[Stored records]
+ + + + +

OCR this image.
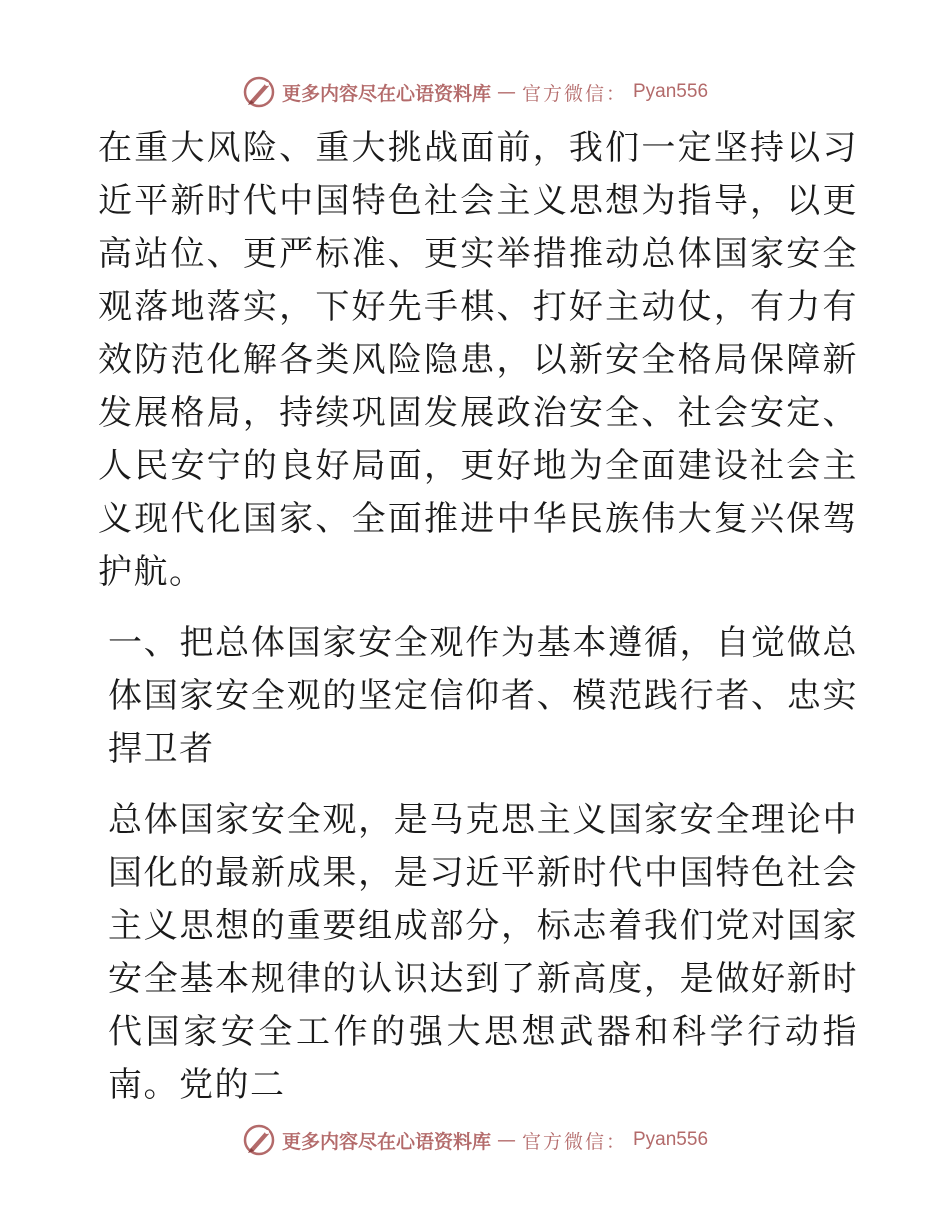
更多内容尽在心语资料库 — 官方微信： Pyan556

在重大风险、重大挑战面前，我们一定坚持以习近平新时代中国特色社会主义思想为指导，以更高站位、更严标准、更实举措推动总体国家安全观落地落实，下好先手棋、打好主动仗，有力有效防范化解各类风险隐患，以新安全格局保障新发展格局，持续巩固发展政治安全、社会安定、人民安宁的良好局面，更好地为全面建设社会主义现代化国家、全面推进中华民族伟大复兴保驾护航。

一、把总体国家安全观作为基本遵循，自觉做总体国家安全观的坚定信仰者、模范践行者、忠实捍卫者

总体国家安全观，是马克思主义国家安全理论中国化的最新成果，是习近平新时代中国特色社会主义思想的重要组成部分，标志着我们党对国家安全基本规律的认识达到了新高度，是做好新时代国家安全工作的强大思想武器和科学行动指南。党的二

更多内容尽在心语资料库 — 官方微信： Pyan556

+ + + + +

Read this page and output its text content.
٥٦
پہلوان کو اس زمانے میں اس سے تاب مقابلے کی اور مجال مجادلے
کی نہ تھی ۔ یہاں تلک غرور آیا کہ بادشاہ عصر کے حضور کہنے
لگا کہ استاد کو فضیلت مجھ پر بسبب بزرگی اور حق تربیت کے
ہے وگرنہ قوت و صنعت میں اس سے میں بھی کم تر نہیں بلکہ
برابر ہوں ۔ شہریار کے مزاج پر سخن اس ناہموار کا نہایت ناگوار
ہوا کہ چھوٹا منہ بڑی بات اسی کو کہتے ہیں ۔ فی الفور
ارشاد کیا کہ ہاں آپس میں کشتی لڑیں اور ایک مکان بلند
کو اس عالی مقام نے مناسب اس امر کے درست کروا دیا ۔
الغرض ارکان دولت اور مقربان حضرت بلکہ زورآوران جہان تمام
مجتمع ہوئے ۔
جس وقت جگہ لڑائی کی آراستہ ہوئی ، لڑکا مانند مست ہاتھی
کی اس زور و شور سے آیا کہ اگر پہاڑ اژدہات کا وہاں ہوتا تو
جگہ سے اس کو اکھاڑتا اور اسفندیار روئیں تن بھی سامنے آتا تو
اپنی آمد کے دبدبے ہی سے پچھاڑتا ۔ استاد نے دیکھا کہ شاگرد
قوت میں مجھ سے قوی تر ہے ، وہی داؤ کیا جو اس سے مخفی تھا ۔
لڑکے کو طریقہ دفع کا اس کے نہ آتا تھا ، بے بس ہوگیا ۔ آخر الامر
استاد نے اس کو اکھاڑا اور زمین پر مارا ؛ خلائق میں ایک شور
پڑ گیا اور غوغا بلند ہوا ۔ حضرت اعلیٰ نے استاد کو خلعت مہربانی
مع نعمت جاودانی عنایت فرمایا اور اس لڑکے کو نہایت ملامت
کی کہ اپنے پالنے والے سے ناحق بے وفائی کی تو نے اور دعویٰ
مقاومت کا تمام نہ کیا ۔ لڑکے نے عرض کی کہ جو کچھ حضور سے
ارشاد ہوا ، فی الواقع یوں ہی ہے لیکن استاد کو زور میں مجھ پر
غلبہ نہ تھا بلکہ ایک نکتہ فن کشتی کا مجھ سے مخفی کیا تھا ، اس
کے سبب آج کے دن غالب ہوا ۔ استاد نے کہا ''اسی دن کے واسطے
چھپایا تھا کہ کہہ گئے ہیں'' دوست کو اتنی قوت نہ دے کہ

+ + + + +

GIVEN INSTRUCTION: Check every line in the material above for the string "استاد", then give only the number of lines that have it.

EXPECTED OUTPUT: 6